## Written request
Repeat, without any change, the entries presented below.

## Information given
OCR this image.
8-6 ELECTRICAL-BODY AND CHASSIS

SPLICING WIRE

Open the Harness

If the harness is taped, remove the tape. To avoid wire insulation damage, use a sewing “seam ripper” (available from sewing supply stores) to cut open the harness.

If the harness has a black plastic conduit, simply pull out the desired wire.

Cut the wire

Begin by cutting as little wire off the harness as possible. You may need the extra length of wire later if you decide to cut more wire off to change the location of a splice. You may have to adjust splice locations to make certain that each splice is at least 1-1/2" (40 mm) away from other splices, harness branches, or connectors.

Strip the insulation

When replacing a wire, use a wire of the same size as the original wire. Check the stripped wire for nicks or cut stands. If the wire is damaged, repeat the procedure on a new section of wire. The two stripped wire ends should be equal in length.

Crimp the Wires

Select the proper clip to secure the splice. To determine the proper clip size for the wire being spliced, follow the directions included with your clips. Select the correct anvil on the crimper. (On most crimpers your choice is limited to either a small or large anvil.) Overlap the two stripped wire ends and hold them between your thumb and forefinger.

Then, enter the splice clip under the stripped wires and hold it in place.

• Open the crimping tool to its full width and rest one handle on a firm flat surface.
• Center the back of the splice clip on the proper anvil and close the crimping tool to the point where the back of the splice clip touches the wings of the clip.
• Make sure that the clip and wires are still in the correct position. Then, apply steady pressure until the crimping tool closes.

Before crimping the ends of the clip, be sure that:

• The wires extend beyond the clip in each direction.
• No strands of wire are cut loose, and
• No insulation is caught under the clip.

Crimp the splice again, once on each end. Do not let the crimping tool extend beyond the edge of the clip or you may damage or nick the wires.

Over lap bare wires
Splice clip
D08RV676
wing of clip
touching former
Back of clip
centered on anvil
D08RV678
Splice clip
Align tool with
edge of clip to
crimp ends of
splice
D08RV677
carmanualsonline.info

## Answer to this exercise
OCR this image.
8-6 ELECTRICAL-BODY AND CHASSIS

SPLICING WIRE

Open the Harness

If the harness is taped, remove the tape. To avoid wire insulation damage, use a sewing “seam ripper” (available from sewing supply stores) to cut open the harness.

If the harness has a black plastic conduit, simply pull out the desired wire.

Cut the wire

Begin by cutting as little wire off the harness as possible. You may need the extra length of wire later if you decide to cut more wire off to change the location of a splice. You may have to adjust splice locations to make certain that each splice is at least 1-1/2" (40 mm) away from other splices, harness branches, or connectors.

Strip the insulation

When replacing a wire, use a wire of the same size as the original wire. Check the stripped wire for nicks or cut stands. If the wire is damaged, repeat the procedure on a new section of wire. The two stripped wire ends should be equal in length.

Crimp the Wires

Select the proper clip to secure the splice. To determine the proper clip size for the wire being spliced, follow the directions included with your clips. Select the correct anvil on the crimper. (On most crimpers your choice is limited to either a small or large anvil.) Overlap the two stripped wire ends and hold them between your thumb and forefinger.

Then, enter the splice clip under the stripped wires and hold it in place.

• Open the crimping tool to its full width and rest one handle on a firm flat surface.
• Center the back of the splice clip on the proper anvil and close the crimping tool to the point where the back of the splice clip touches the wings of the clip.
• Make sure that the clip and wires are still in the correct position. Then, apply steady pressure until the crimping tool closes.

Before crimping the ends of the clip, be sure that:

• The wires extend beyond the clip in each direction.
• No strands of wire are cut loose, and
• No insulation is caught under the clip.

Crimp the splice again, once on each end. Do not let the crimping tool extend beyond the edge of the clip or you may damage or nick the wires.

Over lap bare wires
Splice clip
D08RV676
wing of clip
touching former
Back of clip
centered on anvil
D08RV678
Splice clip
Align tool with
edge of clip to
crimp ends of
splice
D08RV677
carmanualsonline.info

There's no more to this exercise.